— Aim of the exercise —
Single out the lines that include the word "watermark". Copy them.

Dataset rows:
-- BEGIN --
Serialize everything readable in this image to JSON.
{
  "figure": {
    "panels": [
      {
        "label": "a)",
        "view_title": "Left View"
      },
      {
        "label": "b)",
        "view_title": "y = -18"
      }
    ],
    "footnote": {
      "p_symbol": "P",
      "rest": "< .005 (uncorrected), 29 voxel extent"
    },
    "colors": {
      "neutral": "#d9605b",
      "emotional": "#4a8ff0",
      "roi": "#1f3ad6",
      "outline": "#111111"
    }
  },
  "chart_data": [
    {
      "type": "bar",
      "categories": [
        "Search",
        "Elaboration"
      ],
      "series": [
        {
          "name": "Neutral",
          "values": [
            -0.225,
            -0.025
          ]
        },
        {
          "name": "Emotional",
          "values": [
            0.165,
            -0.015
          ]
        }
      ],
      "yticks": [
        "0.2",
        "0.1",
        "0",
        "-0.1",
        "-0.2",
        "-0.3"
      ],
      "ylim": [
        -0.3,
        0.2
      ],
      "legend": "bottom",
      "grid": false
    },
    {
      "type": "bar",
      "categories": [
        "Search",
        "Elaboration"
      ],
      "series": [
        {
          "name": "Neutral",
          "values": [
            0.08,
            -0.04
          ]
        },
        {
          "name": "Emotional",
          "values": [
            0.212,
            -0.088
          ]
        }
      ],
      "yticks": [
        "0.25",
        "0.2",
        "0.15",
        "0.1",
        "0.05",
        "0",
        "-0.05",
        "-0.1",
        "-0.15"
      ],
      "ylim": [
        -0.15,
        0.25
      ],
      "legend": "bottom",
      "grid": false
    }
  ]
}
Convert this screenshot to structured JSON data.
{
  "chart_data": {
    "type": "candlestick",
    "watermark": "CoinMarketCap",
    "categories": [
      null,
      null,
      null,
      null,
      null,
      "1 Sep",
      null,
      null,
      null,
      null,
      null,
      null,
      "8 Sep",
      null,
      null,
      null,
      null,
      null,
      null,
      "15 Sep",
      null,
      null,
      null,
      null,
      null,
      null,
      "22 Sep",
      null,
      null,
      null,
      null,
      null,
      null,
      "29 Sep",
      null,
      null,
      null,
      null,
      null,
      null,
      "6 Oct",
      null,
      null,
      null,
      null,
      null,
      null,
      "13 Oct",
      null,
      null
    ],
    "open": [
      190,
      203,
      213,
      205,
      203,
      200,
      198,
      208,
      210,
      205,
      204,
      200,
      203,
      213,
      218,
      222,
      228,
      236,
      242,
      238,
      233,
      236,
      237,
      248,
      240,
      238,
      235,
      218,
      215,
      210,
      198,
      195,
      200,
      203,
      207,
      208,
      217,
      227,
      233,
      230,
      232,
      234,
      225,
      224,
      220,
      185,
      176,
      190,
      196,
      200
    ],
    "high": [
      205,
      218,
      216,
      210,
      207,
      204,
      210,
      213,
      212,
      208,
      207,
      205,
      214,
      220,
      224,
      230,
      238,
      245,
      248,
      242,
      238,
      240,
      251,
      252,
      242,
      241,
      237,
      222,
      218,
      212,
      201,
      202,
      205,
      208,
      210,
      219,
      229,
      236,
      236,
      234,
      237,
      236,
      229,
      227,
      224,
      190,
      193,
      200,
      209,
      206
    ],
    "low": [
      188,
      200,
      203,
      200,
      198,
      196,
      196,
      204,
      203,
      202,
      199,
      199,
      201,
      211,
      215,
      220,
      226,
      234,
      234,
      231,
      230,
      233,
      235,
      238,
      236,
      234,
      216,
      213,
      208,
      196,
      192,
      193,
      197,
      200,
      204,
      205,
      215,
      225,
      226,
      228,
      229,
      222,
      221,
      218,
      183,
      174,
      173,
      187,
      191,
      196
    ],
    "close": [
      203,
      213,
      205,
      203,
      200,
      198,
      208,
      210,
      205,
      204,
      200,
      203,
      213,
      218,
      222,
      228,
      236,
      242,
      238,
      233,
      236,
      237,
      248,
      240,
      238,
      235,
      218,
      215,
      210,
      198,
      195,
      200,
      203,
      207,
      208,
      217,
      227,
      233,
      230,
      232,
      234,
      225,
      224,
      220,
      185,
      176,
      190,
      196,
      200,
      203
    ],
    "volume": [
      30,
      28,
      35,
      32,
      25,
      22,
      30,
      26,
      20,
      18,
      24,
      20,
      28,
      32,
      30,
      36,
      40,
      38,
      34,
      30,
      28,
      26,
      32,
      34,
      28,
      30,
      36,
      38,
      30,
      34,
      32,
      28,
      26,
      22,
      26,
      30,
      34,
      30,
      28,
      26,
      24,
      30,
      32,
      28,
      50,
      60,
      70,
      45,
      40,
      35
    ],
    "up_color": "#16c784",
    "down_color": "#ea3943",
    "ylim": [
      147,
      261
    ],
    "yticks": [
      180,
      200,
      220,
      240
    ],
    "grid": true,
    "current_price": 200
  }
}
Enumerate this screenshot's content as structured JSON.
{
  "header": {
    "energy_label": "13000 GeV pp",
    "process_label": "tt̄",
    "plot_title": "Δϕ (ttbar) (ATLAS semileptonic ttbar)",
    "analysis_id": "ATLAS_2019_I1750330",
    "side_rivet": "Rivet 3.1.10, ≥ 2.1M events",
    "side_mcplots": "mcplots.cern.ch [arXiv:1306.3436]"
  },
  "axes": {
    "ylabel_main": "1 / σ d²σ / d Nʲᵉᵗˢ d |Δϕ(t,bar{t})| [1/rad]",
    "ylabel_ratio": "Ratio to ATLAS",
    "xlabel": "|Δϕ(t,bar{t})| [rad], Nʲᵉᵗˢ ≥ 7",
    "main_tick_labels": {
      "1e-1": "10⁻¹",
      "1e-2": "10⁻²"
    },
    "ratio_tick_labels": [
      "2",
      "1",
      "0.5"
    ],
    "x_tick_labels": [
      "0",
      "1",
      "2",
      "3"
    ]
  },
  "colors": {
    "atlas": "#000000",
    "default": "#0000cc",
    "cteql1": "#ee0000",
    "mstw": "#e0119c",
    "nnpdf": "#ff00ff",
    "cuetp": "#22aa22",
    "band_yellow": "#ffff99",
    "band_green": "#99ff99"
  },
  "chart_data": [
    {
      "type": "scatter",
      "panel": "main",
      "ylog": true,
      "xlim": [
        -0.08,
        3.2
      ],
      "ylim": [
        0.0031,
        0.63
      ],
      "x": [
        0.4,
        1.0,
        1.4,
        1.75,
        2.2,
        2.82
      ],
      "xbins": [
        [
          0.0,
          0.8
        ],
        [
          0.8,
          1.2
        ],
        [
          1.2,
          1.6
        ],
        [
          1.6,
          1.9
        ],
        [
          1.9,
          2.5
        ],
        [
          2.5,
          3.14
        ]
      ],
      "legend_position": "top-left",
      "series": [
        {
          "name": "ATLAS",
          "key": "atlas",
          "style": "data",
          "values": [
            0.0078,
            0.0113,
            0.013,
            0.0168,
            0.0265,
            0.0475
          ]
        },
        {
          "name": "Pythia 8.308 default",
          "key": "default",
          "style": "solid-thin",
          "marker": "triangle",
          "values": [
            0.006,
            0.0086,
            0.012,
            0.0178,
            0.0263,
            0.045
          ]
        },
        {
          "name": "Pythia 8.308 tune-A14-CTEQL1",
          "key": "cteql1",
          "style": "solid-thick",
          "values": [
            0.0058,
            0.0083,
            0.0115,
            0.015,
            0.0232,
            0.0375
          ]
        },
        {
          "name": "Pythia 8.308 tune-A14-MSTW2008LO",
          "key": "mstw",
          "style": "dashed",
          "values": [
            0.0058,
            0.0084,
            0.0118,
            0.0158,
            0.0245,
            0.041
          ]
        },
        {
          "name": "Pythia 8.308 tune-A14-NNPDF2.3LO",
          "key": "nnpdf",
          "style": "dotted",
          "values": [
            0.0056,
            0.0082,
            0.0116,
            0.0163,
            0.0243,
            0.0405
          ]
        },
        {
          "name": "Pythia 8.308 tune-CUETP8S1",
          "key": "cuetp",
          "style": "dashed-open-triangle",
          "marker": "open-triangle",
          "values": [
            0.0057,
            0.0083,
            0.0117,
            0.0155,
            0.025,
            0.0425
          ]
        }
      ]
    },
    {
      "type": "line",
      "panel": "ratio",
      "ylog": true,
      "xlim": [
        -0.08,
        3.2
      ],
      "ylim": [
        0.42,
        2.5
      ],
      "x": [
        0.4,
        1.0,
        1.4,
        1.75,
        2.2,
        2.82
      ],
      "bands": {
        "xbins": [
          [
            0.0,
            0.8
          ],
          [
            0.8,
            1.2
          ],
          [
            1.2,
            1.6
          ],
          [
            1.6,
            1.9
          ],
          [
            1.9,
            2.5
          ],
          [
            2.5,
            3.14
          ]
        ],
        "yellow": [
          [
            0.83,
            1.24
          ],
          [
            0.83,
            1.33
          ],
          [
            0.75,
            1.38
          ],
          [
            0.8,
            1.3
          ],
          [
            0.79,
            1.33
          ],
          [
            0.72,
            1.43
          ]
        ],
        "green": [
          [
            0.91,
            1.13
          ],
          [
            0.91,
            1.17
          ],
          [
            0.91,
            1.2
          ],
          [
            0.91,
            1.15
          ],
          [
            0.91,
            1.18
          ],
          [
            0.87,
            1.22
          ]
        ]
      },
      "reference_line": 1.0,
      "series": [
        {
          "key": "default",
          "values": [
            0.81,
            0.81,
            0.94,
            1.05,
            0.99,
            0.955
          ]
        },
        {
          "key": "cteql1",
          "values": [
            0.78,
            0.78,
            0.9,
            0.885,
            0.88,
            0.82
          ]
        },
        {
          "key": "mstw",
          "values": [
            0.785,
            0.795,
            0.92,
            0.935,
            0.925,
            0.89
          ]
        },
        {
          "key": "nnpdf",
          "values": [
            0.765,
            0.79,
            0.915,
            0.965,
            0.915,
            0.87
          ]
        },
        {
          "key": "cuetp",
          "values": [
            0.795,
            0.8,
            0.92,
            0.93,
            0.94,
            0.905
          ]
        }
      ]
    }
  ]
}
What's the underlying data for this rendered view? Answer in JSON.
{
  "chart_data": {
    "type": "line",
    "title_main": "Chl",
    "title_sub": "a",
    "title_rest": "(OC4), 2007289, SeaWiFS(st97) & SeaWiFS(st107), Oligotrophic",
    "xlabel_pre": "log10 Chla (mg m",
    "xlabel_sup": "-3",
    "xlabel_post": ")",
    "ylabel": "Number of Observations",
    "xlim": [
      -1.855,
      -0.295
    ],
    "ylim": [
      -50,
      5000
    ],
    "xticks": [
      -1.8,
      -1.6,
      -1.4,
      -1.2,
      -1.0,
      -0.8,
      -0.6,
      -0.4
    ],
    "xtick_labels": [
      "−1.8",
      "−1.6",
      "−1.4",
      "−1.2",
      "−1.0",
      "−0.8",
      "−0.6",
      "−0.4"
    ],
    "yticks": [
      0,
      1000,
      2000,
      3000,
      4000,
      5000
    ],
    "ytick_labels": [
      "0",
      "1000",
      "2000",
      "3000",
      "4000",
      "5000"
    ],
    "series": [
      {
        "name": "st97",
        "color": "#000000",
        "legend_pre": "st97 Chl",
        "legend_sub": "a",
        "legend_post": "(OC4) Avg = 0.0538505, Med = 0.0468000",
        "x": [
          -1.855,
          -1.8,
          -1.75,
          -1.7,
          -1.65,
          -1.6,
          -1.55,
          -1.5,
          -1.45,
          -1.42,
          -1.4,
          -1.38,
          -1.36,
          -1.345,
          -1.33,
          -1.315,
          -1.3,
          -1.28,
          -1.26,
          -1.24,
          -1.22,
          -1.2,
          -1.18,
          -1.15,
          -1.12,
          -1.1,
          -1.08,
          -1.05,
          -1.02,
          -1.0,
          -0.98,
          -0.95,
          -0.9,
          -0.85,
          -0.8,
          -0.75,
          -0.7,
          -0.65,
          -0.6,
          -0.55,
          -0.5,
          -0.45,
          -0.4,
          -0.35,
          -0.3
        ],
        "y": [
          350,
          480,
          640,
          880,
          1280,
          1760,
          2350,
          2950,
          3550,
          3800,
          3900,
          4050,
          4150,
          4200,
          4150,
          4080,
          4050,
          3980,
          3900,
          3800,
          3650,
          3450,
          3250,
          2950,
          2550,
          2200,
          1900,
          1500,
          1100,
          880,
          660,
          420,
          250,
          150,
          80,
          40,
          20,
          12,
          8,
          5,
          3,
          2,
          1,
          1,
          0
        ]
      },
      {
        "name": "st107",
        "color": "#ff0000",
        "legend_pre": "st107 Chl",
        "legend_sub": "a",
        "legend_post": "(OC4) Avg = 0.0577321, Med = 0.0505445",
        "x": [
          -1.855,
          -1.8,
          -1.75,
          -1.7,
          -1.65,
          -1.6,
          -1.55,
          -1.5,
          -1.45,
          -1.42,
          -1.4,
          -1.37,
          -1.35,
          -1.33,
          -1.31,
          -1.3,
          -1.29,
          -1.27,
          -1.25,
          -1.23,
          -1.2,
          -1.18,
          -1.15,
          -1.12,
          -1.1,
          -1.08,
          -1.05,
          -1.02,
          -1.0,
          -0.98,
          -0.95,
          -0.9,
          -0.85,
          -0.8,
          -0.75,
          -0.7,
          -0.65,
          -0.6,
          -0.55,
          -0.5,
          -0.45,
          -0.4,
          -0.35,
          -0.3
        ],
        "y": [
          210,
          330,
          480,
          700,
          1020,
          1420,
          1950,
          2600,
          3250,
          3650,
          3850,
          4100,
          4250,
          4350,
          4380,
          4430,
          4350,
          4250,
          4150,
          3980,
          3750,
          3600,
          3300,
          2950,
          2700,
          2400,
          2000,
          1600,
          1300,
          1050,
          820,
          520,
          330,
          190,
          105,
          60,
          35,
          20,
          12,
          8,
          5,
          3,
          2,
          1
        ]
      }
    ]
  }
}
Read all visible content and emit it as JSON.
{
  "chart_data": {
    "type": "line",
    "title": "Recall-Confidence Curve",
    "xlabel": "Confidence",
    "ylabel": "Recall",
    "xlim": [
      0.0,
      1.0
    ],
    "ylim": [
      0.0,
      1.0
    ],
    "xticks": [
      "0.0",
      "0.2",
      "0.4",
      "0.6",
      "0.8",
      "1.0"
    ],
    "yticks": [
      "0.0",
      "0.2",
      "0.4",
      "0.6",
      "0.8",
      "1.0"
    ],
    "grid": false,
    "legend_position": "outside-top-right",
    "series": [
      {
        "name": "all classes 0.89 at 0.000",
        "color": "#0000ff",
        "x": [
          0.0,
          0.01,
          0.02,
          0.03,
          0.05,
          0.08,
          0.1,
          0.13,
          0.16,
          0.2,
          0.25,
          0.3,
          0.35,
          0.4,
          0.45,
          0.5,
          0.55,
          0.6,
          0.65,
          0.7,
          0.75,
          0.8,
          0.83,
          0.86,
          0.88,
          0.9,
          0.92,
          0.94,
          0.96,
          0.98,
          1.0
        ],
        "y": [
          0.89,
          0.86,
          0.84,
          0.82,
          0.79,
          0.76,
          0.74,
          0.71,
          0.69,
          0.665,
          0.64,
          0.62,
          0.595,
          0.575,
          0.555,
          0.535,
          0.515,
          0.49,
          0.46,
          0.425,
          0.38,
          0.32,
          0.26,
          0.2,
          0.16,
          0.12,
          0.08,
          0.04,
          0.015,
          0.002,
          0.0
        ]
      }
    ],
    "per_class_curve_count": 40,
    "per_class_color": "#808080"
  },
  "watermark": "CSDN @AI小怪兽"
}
-- END --
— Answer to this task —
    "watermark": "CoinMarketCap",
  "watermark": "CSDN @AI小怪兽"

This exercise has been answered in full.